→ **Task data**
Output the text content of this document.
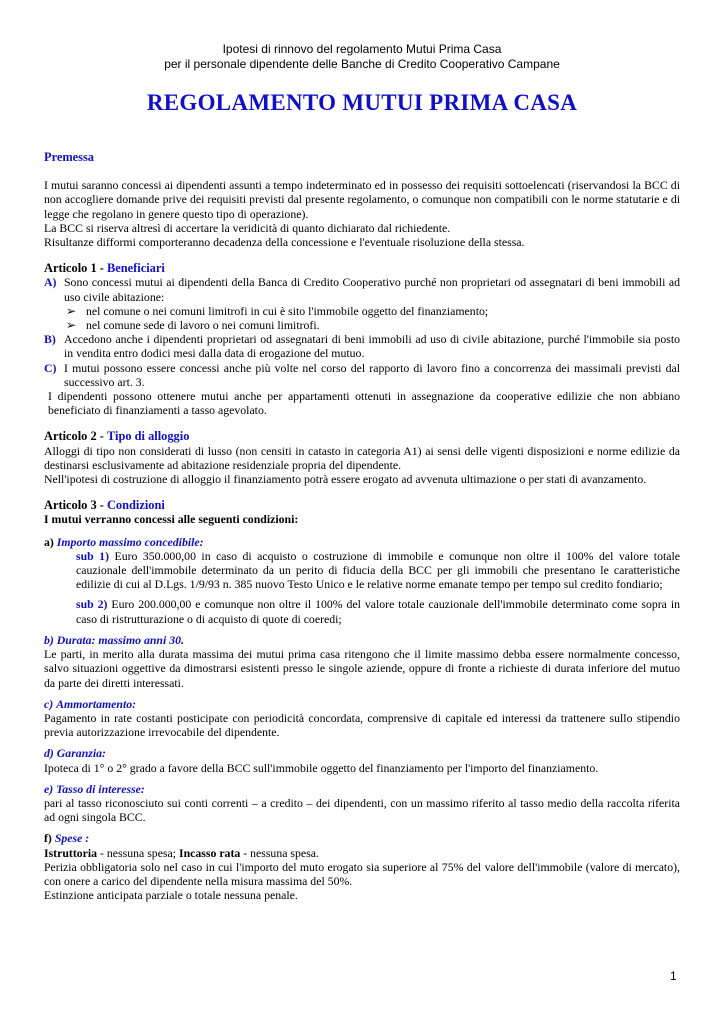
Ipotesi di rinnovo del regolamento Mutui Prima Casa
per il personale dipendente delle Banche di Credito Cooperativo Campane
REGOLAMENTO MUTUI PRIMA CASA
Premessa

I mutui saranno concessi ai dipendenti assunti a tempo indeterminato ed in possesso dei requisiti sottoelencati (riservandosi la BCC di non accogliere domande prive dei requisiti previsti dal presente regolamento, o comunque non compatibili con le norme statutarie e di legge che regolano in genere questo tipo di operazione).

La BCC si riserva altresì di accertare la veridicità di quanto dichiarato dal richiedente.

Risultanze difformi comporteranno decadenza della concessione e l'eventuale risoluzione della stessa.

Articolo 1 - Beneficiari
A) Sono concessi mutui ai dipendenti della Banca di Credito Cooperativo purché non proprietari od assegnatari di beni immobili ad uso civile abitazione:
➢ nel comune o nei comuni limitrofi in cui è sito l'immobile oggetto del finanziamento;
➢ nel comune sede di lavoro o nei comuni limitrofi.
B) Accedono anche i dipendenti proprietari od assegnatari di beni immobili ad uso di civile abitazione, purché l'immobile sia posto in vendita entro dodici mesi dalla data di erogazione del mutuo.
C) I mutui possono essere concessi anche più volte nel corso del rapporto di lavoro fino a concorrenza dei massimali previsti dal successivo art. 3.

I dipendenti possono ottenere mutui anche per appartamenti ottenuti in assegnazione da cooperative edilizie che non abbiano beneficiato di finanziamenti a tasso agevolato.

Articolo 2 - Tipo di alloggio

Alloggi di tipo non considerati di lusso (non censiti in catasto in categoria A1) ai sensi delle vigenti disposizioni e norme edilizie da destinarsi esclusivamente ad abitazione residenziale propria del dipendente.

Nell'ipotesi di costruzione di alloggio il finanziamento potrà essere erogato ad avvenuta ultimazione o per stati di avanzamento.

Articolo 3 - Condizioni

I mutui verranno concessi alle seguenti condizioni:

a) Importo massimo concedibile:
sub 1) Euro 350.000,00 in caso di acquisto o costruzione di immobile e comunque non oltre il 100% del valore totale cauzionale dell'immobile determinato da un perito di fiducia della BCC per gli immobili che presentano le caratteristiche edilizie di cui al D.Lgs. 1/9/93 n. 385 nuovo Testo Unico e le relative norme emanate tempo per tempo sul credito fondiario;
sub 2) Euro 200.000,00 e comunque non oltre il 100% del valore totale cauzionale dell'immobile determinato come sopra in caso di ristrutturazione o di acquisto di quote di coeredi;
b) Durata: massimo anni 30.

Le parti, in merito alla durata massima dei mutui prima casa ritengono che il limite massimo debba essere normalmente concesso, salvo situazioni oggettive da dimostrarsi esistenti presso le singole aziende, oppure di fronte a richieste di durata inferiore del mutuo da parte dei diretti interessati.

c) Ammortamento:

Pagamento in rate costanti posticipate con periodicità concordata, comprensive di capitale ed interessi da trattenere sullo stipendio previa autorizzazione irrevocabile del dipendente.

d) Garanzia:

Ipoteca di 1° o 2° grado a favore della BCC sull'immobile oggetto del finanziamento per l'importo del finanziamento.

e) Tasso di interesse:

pari al tasso riconosciuto sui conti correnti – a credito – dei dipendenti, con un massimo riferito al tasso medio della raccolta riferita ad ogni singola BCC.

f) Spese :

Istruttoria - nessuna spesa; Incasso rata - nessuna spesa.

Perizia obbligatoria solo nel caso in cui l'importo del muto erogato sia superiore al 75% del valore dell'immobile (valore di mercato), con onere a carico del dipendente nella misura massima del 50%.

Estinzione anticipata parziale o totale nessuna penale.

1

→ **Set exercise**
Only the number should be given: how many lines of the data contain the word "alloggio"?

→ **Solution**
2